-------- Page text --------

Join Paul F. Aubin for an in-depth discussion in this video Controlling room numbering, part of Revit 2018: Essential Training for Architecture (Imperial).
- [Voiceover] If you watched the previous movie, you've already seen the basic process for adding rooms. In this movie, I'm gonna focus on the process of adding rooms with the idea in mind of getting them to number sequentially the way that I want. So we're gonna really be talking more about numbering strategy here than the actual mechanics of adding rooms. So, what I'm looking at is the first floor plan of a commercial building and there's no rooms in here, and I wanna start adding those rooms. I'm actually in a view called Working Level 1. Now, what's different about this view is, right here, and here, and here we have some room separation lines.
If I go to the standard Level 1 floor plan, notice those room separation lines are not displayed here. If I go to Reveal Hidden Elements, you can see that that category has been hidden. Okay, so I'm just gonna close the Reveal Hidden Elements and I'll go back to my Working Level 1. So it's pretty common for firms to adopt the process of creating a working view, and this view's sole purpose is just for you to do the work in. So you use this view to manipulate the model, therefore, you can change the graphics to display the tasks associated with manipulating the model and not worry about it affecting the way things are gonna print or the way they're gonna be exported to other recipients.

--------

**Exercise 1**:
Summarize the Revit lesson text in two sentences.
**Exercise 2**:
Copy everything from "- [Voiceover] If" down to "room separation lines." in the Revit lesson text.
The records that come next are separate material from the Revit lesson text.

-------- Data --------

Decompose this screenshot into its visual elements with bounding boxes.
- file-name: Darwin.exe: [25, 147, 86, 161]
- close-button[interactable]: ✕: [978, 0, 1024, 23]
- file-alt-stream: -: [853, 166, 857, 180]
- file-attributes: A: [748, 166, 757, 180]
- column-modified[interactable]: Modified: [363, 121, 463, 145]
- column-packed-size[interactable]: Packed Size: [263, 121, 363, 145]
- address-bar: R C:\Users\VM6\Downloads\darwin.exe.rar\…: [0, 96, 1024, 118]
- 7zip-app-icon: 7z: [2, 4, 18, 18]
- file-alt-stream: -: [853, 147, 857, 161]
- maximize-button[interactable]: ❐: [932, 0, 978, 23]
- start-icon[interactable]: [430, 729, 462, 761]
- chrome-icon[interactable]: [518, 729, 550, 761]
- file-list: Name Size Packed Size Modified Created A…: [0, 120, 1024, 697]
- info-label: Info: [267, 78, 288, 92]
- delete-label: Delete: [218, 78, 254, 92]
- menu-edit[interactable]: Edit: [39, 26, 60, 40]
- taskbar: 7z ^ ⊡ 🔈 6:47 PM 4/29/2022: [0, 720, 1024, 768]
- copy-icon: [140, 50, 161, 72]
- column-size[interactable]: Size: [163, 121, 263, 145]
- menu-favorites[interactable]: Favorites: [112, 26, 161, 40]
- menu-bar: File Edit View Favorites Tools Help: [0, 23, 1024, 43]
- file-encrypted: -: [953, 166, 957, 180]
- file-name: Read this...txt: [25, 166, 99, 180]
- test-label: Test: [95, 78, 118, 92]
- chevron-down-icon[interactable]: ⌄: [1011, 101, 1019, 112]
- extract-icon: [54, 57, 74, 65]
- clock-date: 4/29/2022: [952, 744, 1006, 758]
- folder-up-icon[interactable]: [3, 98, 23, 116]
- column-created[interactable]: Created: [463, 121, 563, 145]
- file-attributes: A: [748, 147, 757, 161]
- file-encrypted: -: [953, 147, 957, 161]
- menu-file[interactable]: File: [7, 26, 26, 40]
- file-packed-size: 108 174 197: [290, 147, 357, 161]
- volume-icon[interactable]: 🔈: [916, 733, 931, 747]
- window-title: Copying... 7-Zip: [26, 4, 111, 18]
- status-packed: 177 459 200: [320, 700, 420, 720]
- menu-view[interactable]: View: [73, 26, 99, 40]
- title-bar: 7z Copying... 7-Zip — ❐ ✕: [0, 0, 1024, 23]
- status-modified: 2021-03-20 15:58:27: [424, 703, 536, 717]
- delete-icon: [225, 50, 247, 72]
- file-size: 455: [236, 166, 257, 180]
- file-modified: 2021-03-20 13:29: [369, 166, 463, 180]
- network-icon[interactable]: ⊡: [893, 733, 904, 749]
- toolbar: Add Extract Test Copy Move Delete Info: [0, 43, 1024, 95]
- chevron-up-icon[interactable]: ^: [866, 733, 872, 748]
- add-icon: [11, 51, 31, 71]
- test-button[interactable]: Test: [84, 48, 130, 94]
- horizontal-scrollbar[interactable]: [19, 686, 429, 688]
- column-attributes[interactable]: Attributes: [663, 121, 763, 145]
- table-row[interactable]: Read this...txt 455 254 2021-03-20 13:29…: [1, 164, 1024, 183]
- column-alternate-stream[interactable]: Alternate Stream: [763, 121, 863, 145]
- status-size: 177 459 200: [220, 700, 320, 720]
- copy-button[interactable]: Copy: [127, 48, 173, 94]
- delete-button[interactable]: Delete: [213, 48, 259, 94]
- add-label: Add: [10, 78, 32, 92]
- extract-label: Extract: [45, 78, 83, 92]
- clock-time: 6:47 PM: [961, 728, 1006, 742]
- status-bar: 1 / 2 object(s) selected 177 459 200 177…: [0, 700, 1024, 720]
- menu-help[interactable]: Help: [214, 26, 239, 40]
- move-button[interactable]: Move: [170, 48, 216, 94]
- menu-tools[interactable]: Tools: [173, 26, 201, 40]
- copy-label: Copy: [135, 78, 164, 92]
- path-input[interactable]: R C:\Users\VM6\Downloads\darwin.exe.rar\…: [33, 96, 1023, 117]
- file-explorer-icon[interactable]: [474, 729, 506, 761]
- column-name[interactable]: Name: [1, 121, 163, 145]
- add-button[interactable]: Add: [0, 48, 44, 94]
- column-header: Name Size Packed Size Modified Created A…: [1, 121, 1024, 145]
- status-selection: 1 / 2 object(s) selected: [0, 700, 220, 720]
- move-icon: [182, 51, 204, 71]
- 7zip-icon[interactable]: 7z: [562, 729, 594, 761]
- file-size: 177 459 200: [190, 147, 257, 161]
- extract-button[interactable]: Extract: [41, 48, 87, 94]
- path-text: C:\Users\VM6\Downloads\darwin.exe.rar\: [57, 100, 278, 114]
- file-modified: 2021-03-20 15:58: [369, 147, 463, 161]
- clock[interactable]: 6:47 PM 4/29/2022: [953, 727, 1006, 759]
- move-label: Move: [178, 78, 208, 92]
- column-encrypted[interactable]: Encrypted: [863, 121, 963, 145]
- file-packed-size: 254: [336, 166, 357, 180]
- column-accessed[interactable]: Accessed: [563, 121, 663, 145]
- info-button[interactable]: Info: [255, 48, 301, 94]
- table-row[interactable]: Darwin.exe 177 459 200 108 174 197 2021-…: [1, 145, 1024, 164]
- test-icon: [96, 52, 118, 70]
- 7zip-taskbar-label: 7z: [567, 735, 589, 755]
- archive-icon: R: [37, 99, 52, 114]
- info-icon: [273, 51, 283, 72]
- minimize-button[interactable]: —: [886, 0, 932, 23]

--------

**Correct output 1**:
The lesson focuses on a strategy for adding rooms so they number sequentially, using the first floor plan of a commercial building that has no rooms yet. The work happens in a view called Working Level 1, which shows room separation lines that are hidden in the standard Level 1 plan, and firms commonly create such working views so graphics can be changed for manipulating the model without affecting how things print or are exported.

**Correct output 2**:
- [Voiceover] If you watched the previous movie, you've already seen the basic process for adding rooms. In this movie, I'm gonna focus on the process of adding rooms with the idea in mind of getting them to number sequentially the way that I want. So we're gonna really be talking more about numbering strategy here than the actual mechanics of adding rooms. So, what I'm looking at is the first floor plan of a commercial building and there's no rooms in here, and I wanna start adding those rooms. I'm actually in a view called Working Level 1. Now, what's different about this view is, right here, and here, and here we have some room separation lines.